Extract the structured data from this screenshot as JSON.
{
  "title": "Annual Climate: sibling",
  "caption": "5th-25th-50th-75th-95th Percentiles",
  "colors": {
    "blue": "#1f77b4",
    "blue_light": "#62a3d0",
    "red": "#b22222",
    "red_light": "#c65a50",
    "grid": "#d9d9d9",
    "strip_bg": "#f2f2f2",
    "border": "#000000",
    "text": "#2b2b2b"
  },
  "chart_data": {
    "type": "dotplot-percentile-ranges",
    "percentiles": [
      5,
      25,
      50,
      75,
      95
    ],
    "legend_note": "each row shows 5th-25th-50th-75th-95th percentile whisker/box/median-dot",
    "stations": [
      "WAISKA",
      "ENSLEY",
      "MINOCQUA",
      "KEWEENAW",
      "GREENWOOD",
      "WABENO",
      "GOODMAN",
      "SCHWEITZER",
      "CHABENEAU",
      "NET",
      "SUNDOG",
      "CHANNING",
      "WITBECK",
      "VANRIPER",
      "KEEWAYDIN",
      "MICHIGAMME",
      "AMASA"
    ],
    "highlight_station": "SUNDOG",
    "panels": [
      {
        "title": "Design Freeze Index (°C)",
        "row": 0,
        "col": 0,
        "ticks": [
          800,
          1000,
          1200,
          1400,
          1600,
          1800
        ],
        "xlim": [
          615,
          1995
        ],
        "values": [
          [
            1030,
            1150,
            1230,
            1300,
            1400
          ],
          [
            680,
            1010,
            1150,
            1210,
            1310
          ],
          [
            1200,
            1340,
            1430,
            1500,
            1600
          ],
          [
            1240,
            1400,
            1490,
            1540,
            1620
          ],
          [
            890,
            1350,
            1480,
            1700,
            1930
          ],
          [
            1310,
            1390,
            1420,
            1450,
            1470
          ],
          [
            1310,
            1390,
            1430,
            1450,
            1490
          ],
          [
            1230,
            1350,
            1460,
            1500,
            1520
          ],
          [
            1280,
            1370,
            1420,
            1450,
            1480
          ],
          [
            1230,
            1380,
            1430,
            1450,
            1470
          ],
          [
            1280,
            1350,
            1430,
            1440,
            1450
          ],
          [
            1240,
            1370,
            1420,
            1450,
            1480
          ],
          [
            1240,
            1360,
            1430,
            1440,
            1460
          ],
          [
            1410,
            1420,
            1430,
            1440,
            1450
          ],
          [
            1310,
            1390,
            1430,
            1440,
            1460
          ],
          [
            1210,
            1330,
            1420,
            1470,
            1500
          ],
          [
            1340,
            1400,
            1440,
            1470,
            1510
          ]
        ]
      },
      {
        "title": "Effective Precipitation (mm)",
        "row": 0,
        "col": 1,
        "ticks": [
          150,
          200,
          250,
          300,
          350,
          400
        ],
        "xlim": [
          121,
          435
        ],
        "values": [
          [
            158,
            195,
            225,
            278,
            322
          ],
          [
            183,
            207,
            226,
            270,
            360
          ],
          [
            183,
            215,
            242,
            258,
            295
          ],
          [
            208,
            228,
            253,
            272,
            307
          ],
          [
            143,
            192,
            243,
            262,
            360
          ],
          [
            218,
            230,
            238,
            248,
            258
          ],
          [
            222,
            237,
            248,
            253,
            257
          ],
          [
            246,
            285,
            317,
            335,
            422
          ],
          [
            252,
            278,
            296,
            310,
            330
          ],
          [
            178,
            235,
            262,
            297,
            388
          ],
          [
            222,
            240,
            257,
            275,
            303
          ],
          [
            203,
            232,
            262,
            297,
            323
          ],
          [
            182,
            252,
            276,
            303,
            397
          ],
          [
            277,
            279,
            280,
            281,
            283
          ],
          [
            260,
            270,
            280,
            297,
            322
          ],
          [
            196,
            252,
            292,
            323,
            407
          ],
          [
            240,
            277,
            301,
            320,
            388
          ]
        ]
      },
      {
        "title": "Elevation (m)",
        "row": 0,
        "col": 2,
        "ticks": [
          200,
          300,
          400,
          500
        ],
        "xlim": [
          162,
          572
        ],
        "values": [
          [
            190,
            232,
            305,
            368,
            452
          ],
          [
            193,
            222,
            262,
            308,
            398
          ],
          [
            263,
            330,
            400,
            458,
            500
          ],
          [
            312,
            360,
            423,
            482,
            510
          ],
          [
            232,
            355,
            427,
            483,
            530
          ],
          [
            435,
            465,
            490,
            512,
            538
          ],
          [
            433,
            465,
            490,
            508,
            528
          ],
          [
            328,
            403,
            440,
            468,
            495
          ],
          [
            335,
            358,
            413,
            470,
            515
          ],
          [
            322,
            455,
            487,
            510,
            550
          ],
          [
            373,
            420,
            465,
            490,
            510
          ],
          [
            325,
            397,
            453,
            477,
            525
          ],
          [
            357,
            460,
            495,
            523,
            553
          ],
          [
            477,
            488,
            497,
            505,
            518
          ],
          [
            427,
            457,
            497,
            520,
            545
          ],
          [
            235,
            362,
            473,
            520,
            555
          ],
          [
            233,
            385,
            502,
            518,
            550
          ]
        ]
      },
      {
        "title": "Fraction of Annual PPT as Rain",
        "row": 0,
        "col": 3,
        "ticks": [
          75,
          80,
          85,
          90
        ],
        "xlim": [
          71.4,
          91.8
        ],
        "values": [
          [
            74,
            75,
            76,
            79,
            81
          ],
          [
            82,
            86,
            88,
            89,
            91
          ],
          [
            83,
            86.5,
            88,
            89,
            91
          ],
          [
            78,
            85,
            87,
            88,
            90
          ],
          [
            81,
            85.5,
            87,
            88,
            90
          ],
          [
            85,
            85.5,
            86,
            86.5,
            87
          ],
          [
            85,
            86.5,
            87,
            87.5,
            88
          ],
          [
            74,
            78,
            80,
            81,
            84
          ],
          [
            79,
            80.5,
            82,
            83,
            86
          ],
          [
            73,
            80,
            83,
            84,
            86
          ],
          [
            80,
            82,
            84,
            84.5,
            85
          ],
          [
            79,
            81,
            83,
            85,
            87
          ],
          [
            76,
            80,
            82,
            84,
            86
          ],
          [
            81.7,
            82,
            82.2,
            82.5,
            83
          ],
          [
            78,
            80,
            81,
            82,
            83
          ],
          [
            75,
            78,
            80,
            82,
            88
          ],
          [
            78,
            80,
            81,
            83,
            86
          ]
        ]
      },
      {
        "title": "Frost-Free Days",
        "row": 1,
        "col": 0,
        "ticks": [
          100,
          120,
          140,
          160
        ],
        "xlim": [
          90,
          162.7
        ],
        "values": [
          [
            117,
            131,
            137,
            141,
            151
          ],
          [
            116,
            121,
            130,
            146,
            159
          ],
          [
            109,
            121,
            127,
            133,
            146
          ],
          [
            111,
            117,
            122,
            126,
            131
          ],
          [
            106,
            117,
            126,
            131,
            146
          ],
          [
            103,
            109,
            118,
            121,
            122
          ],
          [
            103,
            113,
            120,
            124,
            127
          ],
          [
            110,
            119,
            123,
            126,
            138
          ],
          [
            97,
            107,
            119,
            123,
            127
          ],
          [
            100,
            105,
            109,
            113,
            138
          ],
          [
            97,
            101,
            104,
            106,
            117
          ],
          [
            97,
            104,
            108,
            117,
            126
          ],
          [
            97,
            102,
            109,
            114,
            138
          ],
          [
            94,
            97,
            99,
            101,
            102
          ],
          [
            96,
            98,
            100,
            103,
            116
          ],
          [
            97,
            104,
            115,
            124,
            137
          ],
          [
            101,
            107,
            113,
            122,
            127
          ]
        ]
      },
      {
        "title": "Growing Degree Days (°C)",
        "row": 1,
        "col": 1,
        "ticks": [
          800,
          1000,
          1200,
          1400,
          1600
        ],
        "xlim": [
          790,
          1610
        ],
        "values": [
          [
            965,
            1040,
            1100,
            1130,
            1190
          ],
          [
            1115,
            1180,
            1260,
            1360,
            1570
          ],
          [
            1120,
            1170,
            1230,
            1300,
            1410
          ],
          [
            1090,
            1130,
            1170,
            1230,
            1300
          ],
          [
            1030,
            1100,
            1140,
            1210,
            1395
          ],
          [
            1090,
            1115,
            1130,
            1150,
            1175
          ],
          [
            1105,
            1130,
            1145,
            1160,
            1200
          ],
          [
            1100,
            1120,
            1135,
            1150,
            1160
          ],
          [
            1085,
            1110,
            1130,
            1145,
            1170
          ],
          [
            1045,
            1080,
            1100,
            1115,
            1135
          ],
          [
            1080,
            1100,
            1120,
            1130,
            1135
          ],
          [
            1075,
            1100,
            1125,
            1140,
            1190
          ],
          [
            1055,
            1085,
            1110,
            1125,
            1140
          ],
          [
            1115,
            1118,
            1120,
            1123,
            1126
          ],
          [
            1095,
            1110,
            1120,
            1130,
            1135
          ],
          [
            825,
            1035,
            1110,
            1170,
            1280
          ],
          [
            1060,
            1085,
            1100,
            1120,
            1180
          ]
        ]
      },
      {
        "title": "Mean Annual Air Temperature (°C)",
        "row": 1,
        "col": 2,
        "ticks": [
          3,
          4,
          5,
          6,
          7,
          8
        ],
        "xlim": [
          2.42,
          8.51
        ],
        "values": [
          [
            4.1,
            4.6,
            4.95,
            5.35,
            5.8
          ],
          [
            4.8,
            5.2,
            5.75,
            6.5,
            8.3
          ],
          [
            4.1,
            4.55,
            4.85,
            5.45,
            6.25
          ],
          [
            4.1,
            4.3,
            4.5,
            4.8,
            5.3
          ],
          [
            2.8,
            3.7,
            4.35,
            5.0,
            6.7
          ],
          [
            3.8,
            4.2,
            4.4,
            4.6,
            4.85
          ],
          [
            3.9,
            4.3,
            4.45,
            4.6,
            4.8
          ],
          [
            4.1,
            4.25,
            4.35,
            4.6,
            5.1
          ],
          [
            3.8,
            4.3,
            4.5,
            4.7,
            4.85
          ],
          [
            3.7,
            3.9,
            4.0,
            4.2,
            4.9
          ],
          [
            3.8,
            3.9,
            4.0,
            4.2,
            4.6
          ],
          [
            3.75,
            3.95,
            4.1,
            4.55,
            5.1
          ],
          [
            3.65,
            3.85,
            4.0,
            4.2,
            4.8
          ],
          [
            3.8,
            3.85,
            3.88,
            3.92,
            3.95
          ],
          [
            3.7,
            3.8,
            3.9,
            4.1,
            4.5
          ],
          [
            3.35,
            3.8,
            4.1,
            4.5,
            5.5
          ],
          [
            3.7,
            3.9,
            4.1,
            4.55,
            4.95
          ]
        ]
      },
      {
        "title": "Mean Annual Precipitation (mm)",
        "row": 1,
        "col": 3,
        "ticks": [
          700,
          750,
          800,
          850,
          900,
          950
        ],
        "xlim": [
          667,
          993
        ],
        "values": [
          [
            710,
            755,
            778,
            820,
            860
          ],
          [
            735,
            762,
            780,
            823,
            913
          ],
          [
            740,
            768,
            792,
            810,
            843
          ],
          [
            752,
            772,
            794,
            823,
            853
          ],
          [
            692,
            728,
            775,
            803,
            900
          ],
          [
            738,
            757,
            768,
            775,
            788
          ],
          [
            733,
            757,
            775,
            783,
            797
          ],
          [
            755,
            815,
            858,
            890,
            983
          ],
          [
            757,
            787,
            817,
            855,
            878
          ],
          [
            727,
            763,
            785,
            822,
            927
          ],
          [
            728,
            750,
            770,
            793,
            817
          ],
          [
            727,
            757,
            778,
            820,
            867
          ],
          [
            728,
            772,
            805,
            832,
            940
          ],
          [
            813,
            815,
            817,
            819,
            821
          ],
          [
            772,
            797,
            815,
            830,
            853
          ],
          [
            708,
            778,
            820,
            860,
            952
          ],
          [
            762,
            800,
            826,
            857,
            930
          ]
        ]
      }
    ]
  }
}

****************************************

Track down every line holding the string "Precipitation" and copy it.

Problem solution ->
        "title": "Effective Precipitation (mm)",
        "title": "Mean Annual Precipitation (mm)",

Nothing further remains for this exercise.